The exercise :: Give the count of lines holding the string "panel" and nothing else.

Provided information ::
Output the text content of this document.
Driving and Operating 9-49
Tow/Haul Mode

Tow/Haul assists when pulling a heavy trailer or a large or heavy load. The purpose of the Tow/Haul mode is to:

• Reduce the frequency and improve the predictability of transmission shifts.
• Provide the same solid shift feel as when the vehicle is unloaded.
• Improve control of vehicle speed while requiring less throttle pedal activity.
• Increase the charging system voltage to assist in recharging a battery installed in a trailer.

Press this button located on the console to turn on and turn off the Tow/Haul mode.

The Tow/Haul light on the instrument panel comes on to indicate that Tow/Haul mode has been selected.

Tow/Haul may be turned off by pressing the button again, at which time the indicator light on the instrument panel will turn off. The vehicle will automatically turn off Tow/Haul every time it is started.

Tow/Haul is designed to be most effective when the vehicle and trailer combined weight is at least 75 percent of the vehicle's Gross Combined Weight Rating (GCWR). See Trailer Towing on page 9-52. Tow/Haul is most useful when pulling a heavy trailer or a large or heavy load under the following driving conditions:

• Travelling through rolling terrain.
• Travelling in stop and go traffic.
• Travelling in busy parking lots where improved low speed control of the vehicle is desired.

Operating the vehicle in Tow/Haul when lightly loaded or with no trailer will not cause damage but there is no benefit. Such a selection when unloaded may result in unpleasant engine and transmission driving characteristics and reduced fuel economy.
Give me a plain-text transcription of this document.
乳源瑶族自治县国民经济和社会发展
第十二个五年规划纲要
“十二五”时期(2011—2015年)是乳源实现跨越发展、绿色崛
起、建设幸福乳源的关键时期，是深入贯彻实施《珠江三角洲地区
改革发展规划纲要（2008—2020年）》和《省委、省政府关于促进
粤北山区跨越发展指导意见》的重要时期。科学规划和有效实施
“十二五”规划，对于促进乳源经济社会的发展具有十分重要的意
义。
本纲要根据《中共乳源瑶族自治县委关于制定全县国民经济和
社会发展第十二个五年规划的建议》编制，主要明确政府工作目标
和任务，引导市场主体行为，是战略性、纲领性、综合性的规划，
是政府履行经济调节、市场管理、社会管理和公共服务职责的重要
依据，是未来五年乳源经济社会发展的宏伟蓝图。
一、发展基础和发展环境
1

Problem solution :: 2